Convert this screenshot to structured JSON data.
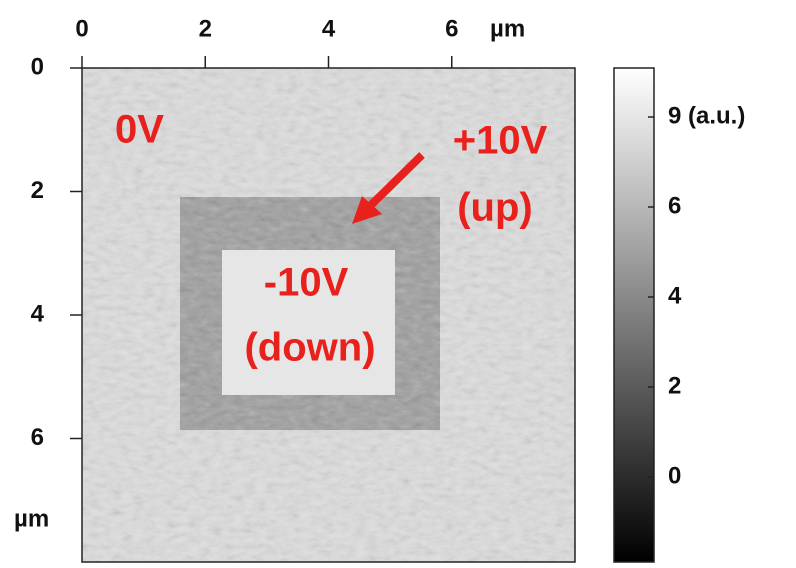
{
  "chart_data": {
    "type": "image",
    "xlim": [
      0,
      8
    ],
    "xticks": [
      0,
      2,
      4,
      6
    ],
    "x_label": "µm",
    "ylim": [
      0,
      8
    ],
    "yticks": [
      0,
      2,
      4,
      6
    ],
    "y_label": "µm",
    "y_inverted": true,
    "colorbar": {
      "ticks": [
        "9 (a.u.)",
        "6",
        "4",
        "2",
        "0"
      ]
    },
    "annotations": [
      "0V",
      "+10V",
      "(up)",
      "-10V",
      "(down)"
    ]
  }
}
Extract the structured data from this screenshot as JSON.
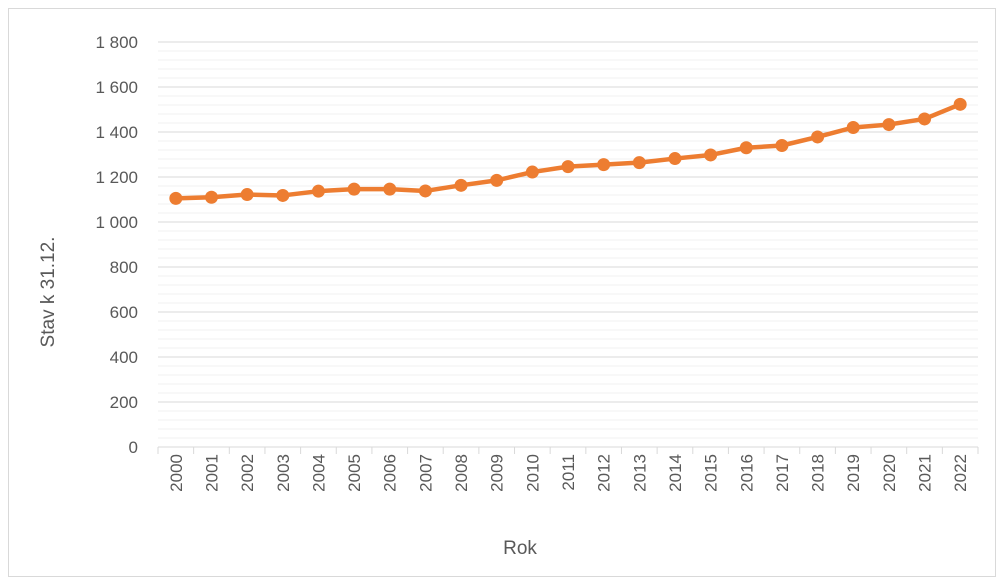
{
  "chart_data": {
    "type": "line",
    "title": "",
    "xlabel": "Rok",
    "ylabel": "Stav k 31.12.",
    "ylim": [
      0,
      1800
    ],
    "ytick_values": [
      0,
      200,
      400,
      600,
      800,
      1000,
      1200,
      1400,
      1600,
      1800
    ],
    "ytick_labels": [
      "0",
      "200",
      "400",
      "600",
      "800",
      "1 000",
      "1 200",
      "1 400",
      "1 600",
      "1 800"
    ],
    "minor_gridlines": true,
    "legend": "none",
    "categories": [
      "2000",
      "2001",
      "2002",
      "2003",
      "2004",
      "2005",
      "2006",
      "2007",
      "2008",
      "2009",
      "2010",
      "2011",
      "2012",
      "2013",
      "2014",
      "2015",
      "2016",
      "2017",
      "2018",
      "2019",
      "2020",
      "2021",
      "2022"
    ],
    "series": [
      {
        "color": "#ed7d31",
        "values": [
          1105,
          1110,
          1122,
          1118,
          1137,
          1146,
          1146,
          1138,
          1163,
          1185,
          1222,
          1246,
          1255,
          1264,
          1282,
          1298,
          1330,
          1340,
          1378,
          1420,
          1433,
          1458,
          1523
        ]
      }
    ]
  }
}
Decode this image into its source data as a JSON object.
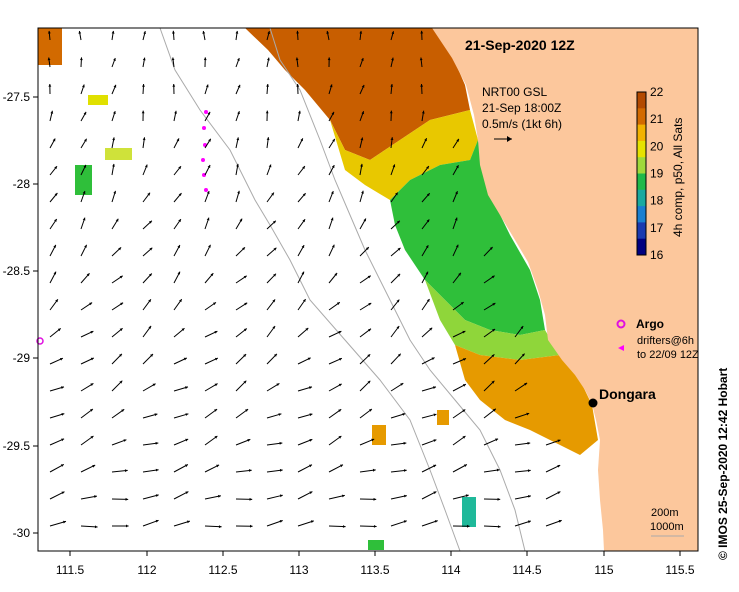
{
  "title": "21-Sep-2020 12Z",
  "product": {
    "line1": "NRT00 GSL",
    "line2": "21-Sep 18:00Z",
    "line3": "0.5m/s (1kt 6h)"
  },
  "colorbar": {
    "label": "4h comp, p50, All Sats",
    "ticks": [
      "22",
      "21",
      "20",
      "19",
      "18",
      "17",
      "16"
    ],
    "colors": [
      "#b34a00",
      "#d26a00",
      "#f2b200",
      "#e6e200",
      "#9fd93a",
      "#1fb94a",
      "#1aa9a0",
      "#1a7fd0",
      "#1a3ab0",
      "#000080"
    ]
  },
  "legend": {
    "argo_label": "Argo",
    "drifters_line1": "drifters@6h",
    "drifters_line2": "to 22/09 12Z",
    "argo_color": "#e010e0",
    "drifter_color": "#ff00ff"
  },
  "place": {
    "label": "Dongara"
  },
  "depth_labels": {
    "d1": "200m",
    "d2": "1000m"
  },
  "credit": "©  IMOS 25-Sep-2020 12:42 Hobart",
  "axes": {
    "x_ticks": [
      "111.5",
      "112",
      "112.5",
      "113",
      "113.5",
      "114",
      "114.5",
      "115",
      "115.5"
    ],
    "y_ticks": [
      "-27.5",
      "-28",
      "-28.5",
      "-29",
      "-29.5",
      "-30"
    ]
  },
  "colors": {
    "land": "#fcc79c",
    "ocean": "#ffffff",
    "contour": "#aaaaaa"
  }
}
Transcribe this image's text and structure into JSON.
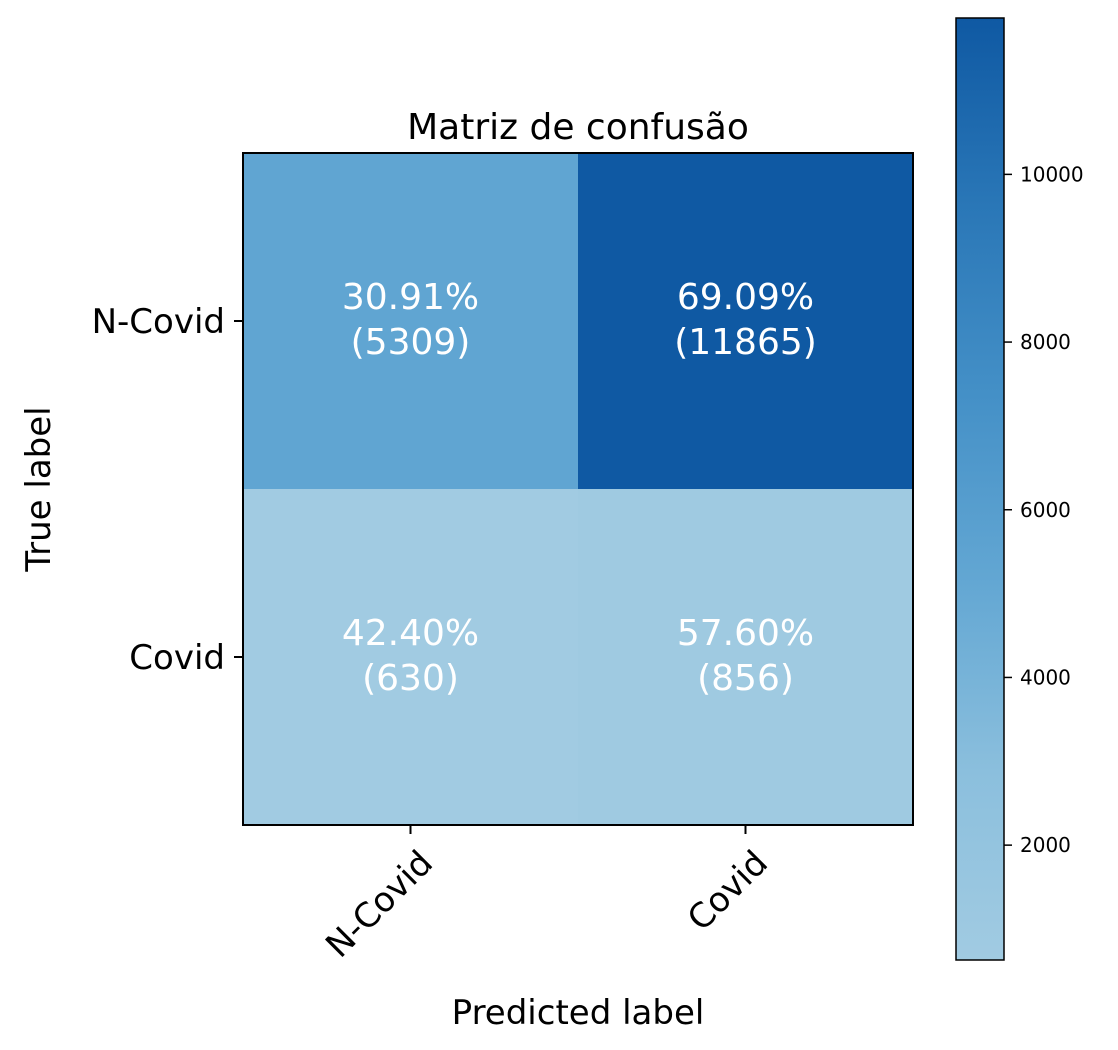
{
  "chart_data": {
    "type": "heatmap",
    "title": "Matriz de confusão",
    "xlabel": "Predicted label",
    "ylabel": "True label",
    "x_categories": [
      "N-Covid",
      "Covid"
    ],
    "y_categories": [
      "N-Covid",
      "Covid"
    ],
    "values": [
      [
        5309,
        11865
      ],
      [
        630,
        856
      ]
    ],
    "percent_labels": [
      [
        "30.91%",
        "69.09%"
      ],
      [
        "42.40%",
        "57.60%"
      ]
    ],
    "count_labels": [
      [
        "(5309)",
        "(11865)"
      ],
      [
        "(630)",
        "(856)"
      ]
    ],
    "colorbar": {
      "min": 630,
      "max": 11865,
      "ticks": [
        2000,
        4000,
        6000,
        8000,
        10000
      ],
      "tick_labels": [
        "2000",
        "4000",
        "6000",
        "8000",
        "10000"
      ]
    },
    "colormap": "Blues",
    "cell_text_color": "#ffffff"
  }
}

—————

Written task: Word for word, quote the full listing, omitting every picture.

Final answer:
Convert this screenshot to structured JSON data.
{
  "chart_data": {
    "type": "image",
    "xlim": [
      0,
      8
    ],
    "xticks": [
      0,
      2,
      4,
      6
    ],
    "x_label": "µm",
    "ylim": [
      0,
      8
    ],
    "yticks": [
      0,
      2,
      4,
      6
    ],
    "y_label": "µm",
    "y_inverted": true,
    "colorbar": {
      "ticks": [
        "9 (a.u.)",
        "6",
        "4",
        "2",
        "0"
      ]
    },
    "annotations": [
      "0V",
      "+10V",
      "(up)",
      "-10V",
      "(down)"
    ]
  }
}
Extract the structured data from this screenshot as JSON.
{
  "chart_data": {
    "type": "line",
    "title": "",
    "xlabel": "Rok",
    "ylabel": "Stav k 31.12.",
    "ylim": [
      0,
      1800
    ],
    "ytick_values": [
      0,
      200,
      400,
      600,
      800,
      1000,
      1200,
      1400,
      1600,
      1800
    ],
    "ytick_labels": [
      "0",
      "200",
      "400",
      "600",
      "800",
      "1 000",
      "1 200",
      "1 400",
      "1 600",
      "1 800"
    ],
    "minor_gridlines": true,
    "legend": "none",
    "categories": [
      "2000",
      "2001",
      "2002",
      "2003",
      "2004",
      "2005",
      "2006",
      "2007",
      "2008",
      "2009",
      "2010",
      "2011",
      "2012",
      "2013",
      "2014",
      "2015",
      "2016",
      "2017",
      "2018",
      "2019",
      "2020",
      "2021",
      "2022"
    ],
    "series": [
      {
        "color": "#ed7d31",
        "values": [
          1105,
          1110,
          1122,
          1118,
          1137,
          1146,
          1146,
          1138,
          1163,
          1185,
          1222,
          1246,
          1255,
          1264,
          1282,
          1298,
          1330,
          1340,
          1378,
          1420,
          1433,
          1458,
          1523
        ]
      }
    ]
  }
}
Decode this image into its source data as a JSON object.
{
  "title": "21-Sep-2020 12Z",
  "product": {
    "line1": "NRT00 GSL",
    "line2": "21-Sep 18:00Z",
    "line3": "0.5m/s (1kt 6h)"
  },
  "colorbar": {
    "label": "4h comp, p50, All Sats",
    "ticks": [
      "22",
      "21",
      "20",
      "19",
      "18",
      "17",
      "16"
    ],
    "colors": [
      "#b34a00",
      "#d26a00",
      "#f2b200",
      "#e6e200",
      "#9fd93a",
      "#1fb94a",
      "#1aa9a0",
      "#1a7fd0",
      "#1a3ab0",
      "#000080"
    ]
  },
  "legend": {
    "argo_label": "Argo",
    "drifters_line1": "drifters@6h",
    "drifters_line2": "to 22/09 12Z",
    "argo_color": "#e010e0",
    "drifter_color": "#ff00ff"
  },
  "place": {
    "label": "Dongara"
  },
  "depth_labels": {
    "d1": "200m",
    "d2": "1000m"
  },
  "credit": "©  IMOS 25-Sep-2020 12:42 Hobart",
  "axes": {
    "x_ticks": [
      "111.5",
      "112",
      "112.5",
      "113",
      "113.5",
      "114",
      "114.5",
      "115",
      "115.5"
    ],
    "y_ticks": [
      "-27.5",
      "-28",
      "-28.5",
      "-29",
      "-29.5",
      "-30"
    ]
  },
  "colors": {
    "land": "#fcc79c",
    "ocean": "#ffffff",
    "contour": "#aaaaaa"
  }
}
Transcribe this image's text and structure into JSON.
{
  "chart_data": {
    "type": "heatmap",
    "title": "Matriz de confusão",
    "xlabel": "Predicted label",
    "ylabel": "True label",
    "x_categories": [
      "N-Covid",
      "Covid"
    ],
    "y_categories": [
      "N-Covid",
      "Covid"
    ],
    "values": [
      [
        5309,
        11865
      ],
      [
        630,
        856
      ]
    ],
    "percent_labels": [
      [
        "30.91%",
        "69.09%"
      ],
      [
        "42.40%",
        "57.60%"
      ]
    ],
    "count_labels": [
      [
        "(5309)",
        "(11865)"
      ],
      [
        "(630)",
        "(856)"
      ]
    ],
    "colorbar": {
      "min": 630,
      "max": 11865,
      "ticks": [
        2000,
        4000,
        6000,
        8000,
        10000
      ],
      "tick_labels": [
        "2000",
        "4000",
        "6000",
        "8000",
        "10000"
      ]
    },
    "colormap": "Blues",
    "cell_text_color": "#ffffff"
  }
}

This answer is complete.